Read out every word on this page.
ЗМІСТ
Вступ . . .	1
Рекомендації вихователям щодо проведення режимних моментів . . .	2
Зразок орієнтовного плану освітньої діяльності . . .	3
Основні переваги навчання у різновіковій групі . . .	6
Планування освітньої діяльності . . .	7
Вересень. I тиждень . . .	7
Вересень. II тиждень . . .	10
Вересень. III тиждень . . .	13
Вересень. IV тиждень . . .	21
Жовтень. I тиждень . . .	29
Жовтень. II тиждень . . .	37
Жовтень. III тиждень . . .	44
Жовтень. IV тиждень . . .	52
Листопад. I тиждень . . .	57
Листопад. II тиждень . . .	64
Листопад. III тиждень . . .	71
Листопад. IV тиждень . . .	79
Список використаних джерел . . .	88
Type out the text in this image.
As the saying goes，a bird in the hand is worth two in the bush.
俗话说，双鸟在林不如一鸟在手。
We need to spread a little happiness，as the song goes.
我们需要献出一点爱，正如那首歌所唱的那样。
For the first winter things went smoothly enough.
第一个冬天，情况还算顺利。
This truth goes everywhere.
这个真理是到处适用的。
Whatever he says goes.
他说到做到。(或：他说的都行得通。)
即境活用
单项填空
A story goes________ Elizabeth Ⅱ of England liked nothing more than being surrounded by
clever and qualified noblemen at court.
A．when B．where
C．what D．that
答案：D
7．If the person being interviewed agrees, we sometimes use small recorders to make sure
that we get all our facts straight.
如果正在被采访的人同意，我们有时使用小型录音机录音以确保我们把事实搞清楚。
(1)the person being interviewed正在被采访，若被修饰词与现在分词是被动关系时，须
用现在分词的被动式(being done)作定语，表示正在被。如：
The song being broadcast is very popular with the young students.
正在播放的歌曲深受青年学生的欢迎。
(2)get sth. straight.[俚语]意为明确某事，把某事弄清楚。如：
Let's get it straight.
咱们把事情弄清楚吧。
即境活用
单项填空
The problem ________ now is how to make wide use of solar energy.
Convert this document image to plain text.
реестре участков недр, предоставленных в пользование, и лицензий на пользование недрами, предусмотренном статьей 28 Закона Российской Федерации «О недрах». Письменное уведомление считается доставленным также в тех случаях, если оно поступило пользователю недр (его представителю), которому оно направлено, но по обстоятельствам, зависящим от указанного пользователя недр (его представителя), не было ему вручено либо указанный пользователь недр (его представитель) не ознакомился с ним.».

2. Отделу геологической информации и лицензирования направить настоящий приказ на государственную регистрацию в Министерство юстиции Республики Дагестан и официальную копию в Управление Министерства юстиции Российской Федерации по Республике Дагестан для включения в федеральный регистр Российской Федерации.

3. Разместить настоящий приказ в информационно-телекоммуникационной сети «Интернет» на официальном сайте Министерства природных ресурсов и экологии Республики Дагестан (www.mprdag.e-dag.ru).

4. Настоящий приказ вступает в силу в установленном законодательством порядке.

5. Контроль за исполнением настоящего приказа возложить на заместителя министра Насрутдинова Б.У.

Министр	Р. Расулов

■ ■ ■

- [What the exercise asks]
Within the listing above, find every line containing the string "song" and return it.

- [Right answer]
We need to spread a little happiness，as the song goes.
The song being broadcast is very popular with the young students.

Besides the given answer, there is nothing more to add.